Find the word "Rotating" in the records below. List each line containing it.
Start
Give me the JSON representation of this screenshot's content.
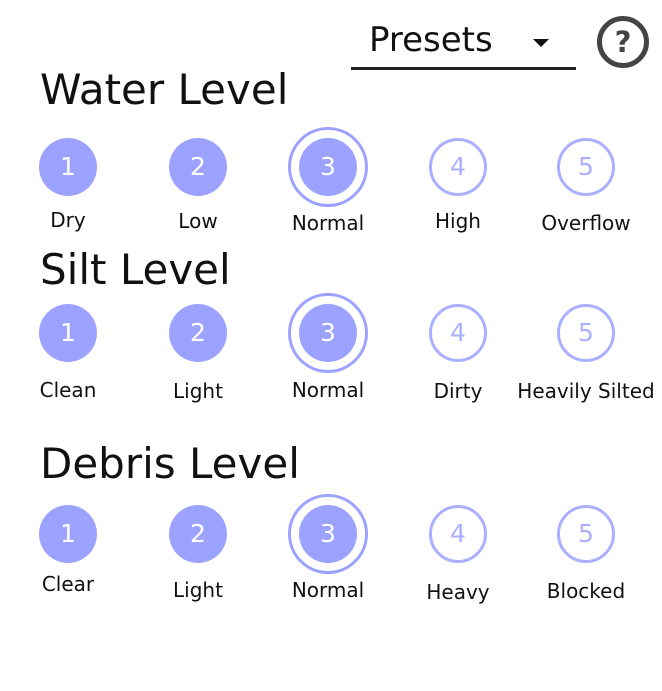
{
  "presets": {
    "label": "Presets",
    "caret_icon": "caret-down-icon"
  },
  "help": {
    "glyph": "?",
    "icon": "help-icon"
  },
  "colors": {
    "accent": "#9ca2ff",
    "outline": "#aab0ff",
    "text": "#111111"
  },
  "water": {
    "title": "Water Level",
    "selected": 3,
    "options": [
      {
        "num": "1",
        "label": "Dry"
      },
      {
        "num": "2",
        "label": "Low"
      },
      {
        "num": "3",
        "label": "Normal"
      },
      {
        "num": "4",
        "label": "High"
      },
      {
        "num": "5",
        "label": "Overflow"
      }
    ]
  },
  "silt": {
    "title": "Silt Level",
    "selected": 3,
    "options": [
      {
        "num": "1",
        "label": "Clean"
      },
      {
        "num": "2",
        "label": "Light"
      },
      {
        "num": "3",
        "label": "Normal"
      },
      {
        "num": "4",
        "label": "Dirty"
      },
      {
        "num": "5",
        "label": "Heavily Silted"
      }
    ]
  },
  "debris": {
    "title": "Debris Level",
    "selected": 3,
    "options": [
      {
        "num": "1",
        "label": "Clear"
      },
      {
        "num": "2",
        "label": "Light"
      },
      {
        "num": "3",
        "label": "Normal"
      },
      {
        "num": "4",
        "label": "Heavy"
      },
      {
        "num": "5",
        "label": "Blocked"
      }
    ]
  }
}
End
Start
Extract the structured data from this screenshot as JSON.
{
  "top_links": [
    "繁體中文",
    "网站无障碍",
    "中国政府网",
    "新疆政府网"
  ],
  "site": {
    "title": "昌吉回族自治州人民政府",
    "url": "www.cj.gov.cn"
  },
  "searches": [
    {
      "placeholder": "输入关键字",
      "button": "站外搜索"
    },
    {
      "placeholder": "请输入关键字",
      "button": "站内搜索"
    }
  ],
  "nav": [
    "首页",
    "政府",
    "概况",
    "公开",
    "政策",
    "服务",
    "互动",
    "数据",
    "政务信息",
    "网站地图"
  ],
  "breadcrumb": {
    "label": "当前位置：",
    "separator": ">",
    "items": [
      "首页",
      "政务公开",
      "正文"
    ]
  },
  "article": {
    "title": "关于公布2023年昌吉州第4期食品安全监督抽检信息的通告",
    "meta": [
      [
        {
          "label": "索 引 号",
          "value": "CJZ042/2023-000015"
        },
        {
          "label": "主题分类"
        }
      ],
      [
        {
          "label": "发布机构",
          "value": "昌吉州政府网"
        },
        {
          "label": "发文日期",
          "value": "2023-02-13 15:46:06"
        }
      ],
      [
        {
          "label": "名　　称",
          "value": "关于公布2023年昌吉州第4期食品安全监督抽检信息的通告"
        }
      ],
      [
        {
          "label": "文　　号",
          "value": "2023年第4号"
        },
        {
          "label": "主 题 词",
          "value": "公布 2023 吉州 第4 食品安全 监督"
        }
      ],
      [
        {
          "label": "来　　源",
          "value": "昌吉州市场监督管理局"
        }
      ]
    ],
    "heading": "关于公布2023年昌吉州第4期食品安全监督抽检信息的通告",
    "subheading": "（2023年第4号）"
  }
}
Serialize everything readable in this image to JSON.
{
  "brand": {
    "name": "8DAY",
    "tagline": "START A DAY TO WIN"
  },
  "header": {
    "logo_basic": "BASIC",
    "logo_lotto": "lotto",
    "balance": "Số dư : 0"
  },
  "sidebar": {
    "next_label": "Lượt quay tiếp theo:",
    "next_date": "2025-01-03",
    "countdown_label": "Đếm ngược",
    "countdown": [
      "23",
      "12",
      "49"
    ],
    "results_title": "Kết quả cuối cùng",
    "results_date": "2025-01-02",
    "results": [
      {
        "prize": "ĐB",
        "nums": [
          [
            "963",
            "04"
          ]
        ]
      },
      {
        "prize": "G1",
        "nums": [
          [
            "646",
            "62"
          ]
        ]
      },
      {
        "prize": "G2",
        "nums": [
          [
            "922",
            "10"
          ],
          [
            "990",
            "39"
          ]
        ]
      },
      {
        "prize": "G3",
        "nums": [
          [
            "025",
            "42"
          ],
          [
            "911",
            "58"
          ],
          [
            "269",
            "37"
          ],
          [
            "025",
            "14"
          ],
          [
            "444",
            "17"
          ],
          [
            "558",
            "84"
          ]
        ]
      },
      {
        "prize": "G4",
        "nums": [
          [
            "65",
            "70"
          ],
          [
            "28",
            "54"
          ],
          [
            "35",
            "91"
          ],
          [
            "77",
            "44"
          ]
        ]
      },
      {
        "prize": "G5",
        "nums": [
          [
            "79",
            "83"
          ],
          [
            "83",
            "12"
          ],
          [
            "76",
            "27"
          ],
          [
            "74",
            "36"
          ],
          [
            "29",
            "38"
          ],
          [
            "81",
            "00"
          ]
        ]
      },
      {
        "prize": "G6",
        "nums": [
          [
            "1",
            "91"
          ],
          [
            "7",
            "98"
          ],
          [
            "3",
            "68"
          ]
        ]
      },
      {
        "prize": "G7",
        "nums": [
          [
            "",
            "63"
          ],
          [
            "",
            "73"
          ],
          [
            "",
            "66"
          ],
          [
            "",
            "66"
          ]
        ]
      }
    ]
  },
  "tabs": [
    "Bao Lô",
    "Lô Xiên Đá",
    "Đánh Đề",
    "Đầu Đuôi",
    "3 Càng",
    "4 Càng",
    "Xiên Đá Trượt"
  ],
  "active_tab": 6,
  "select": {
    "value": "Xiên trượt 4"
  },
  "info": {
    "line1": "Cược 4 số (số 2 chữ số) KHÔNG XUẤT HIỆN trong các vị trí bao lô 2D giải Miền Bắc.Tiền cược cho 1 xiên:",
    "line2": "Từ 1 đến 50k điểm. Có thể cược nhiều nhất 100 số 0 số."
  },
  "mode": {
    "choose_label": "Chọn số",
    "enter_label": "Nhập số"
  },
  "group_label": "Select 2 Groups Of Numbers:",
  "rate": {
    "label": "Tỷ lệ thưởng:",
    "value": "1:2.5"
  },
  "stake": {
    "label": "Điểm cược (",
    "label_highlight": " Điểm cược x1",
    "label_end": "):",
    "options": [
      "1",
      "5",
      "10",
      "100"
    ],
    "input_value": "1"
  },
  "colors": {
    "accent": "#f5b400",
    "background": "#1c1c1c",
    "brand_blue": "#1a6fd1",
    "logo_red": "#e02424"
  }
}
End
Start
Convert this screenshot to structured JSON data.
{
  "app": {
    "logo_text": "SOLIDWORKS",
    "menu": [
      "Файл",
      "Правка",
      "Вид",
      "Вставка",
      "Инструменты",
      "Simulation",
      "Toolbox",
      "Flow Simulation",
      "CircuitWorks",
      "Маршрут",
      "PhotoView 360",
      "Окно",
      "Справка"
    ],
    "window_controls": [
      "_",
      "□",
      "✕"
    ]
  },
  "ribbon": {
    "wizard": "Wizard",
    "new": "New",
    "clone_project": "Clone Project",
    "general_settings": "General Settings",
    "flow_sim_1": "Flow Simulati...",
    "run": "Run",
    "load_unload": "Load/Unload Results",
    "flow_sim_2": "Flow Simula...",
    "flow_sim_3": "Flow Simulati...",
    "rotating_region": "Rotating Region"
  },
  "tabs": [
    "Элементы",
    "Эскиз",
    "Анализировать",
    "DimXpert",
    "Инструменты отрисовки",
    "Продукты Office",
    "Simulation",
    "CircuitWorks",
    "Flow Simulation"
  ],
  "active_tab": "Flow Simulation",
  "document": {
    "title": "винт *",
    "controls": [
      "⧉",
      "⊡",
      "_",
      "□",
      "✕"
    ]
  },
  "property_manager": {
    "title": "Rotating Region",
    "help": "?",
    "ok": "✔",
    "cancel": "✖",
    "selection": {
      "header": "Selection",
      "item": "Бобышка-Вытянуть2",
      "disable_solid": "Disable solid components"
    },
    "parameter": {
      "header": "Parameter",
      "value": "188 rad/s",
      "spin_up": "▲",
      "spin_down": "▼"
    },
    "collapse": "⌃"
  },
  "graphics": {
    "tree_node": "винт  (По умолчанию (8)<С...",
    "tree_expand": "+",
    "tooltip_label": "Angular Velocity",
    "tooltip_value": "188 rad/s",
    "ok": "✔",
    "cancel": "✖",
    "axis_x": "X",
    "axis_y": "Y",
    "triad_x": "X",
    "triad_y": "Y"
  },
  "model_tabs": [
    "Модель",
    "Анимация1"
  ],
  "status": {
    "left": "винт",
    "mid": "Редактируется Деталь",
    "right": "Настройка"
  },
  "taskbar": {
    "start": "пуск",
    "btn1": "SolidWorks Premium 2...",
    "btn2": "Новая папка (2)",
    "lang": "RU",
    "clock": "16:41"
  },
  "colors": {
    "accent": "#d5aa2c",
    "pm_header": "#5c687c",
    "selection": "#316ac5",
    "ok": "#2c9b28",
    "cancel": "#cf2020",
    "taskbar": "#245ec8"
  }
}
End
Exercise answer —
    "rotating_region": "Rotating Region"
    "title": "Rotating Region",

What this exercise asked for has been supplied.